### To do
Repeat, without any change, the entries presented below.

### Excerpted data
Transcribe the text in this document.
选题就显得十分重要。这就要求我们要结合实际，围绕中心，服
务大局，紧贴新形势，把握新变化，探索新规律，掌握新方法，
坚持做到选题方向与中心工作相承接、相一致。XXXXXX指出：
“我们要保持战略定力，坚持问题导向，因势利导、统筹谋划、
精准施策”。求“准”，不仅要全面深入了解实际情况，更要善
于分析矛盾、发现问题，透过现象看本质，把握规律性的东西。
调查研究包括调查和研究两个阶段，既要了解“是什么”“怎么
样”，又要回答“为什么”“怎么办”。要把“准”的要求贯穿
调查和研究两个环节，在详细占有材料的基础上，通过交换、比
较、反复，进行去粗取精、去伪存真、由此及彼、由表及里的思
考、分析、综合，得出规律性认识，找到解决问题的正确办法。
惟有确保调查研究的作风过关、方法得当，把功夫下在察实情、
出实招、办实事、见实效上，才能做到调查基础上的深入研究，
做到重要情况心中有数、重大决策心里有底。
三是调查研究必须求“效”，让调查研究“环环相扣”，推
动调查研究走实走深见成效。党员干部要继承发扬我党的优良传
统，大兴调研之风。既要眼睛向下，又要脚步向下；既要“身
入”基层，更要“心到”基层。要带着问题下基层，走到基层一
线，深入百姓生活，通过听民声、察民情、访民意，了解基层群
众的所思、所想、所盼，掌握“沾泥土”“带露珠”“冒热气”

### Output of the task
Transcribe the text in this document.
选题就显得十分重要。这就要求我们要结合实际，围绕中心，服
务大局，紧贴新形势，把握新变化，探索新规律，掌握新方法，
坚持做到选题方向与中心工作相承接、相一致。XXXXXX指出：
“我们要保持战略定力，坚持问题导向，因势利导、统筹谋划、
精准施策”。求“准”，不仅要全面深入了解实际情况，更要善
于分析矛盾、发现问题，透过现象看本质，把握规律性的东西。
调查研究包括调查和研究两个阶段，既要了解“是什么”“怎么
样”，又要回答“为什么”“怎么办”。要把“准”的要求贯穿
调查和研究两个环节，在详细占有材料的基础上，通过交换、比
较、反复，进行去粗取精、去伪存真、由此及彼、由表及里的思
考、分析、综合，得出规律性认识，找到解决问题的正确办法。
惟有确保调查研究的作风过关、方法得当，把功夫下在察实情、
出实招、办实事、见实效上，才能做到调查基础上的深入研究，
做到重要情况心中有数、重大决策心里有底。
三是调查研究必须求“效”，让调查研究“环环相扣”，推
动调查研究走实走深见成效。党员干部要继承发扬我党的优良传
统，大兴调研之风。既要眼睛向下，又要脚步向下；既要“身
入”基层，更要“心到”基层。要带着问题下基层，走到基层一
线，深入百姓生活，通过听民声、察民情、访民意，了解基层群
众的所思、所想、所盼，掌握“沾泥土”“带露珠”“冒热气”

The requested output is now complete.